┌─ Rows

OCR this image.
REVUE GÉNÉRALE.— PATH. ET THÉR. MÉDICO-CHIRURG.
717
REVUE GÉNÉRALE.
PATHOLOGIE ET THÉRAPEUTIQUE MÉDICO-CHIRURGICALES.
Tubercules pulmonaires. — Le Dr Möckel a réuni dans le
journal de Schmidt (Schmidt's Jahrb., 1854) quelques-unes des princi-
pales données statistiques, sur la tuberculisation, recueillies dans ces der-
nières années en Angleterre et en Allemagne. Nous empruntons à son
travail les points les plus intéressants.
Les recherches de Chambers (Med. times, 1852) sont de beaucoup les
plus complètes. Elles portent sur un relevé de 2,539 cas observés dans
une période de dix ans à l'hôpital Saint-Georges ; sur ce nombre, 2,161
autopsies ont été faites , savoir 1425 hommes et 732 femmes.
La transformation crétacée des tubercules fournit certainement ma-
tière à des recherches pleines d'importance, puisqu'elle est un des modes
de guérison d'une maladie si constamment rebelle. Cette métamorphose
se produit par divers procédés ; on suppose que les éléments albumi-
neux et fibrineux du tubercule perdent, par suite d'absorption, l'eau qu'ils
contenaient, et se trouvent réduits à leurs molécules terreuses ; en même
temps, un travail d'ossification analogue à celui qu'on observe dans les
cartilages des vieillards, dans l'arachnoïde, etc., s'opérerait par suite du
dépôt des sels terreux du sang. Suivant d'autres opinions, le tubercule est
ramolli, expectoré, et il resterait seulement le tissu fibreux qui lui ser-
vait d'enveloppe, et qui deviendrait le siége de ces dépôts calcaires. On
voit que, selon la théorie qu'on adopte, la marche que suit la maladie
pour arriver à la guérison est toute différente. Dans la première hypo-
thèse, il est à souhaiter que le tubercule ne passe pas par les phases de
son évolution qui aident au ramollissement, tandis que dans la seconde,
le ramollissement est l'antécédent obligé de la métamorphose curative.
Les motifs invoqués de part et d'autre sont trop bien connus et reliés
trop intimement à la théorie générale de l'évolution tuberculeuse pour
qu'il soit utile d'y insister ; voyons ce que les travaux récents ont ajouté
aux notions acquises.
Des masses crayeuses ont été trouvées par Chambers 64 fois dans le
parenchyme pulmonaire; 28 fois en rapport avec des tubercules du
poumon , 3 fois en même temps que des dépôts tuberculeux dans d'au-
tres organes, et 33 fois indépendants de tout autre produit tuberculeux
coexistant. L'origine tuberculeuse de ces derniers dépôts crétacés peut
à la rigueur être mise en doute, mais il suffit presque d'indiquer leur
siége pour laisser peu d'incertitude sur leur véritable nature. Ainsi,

└─

_Stated exercise_:
Report only how many lines in the records contain the word "dépôts".

_Correct output_:
3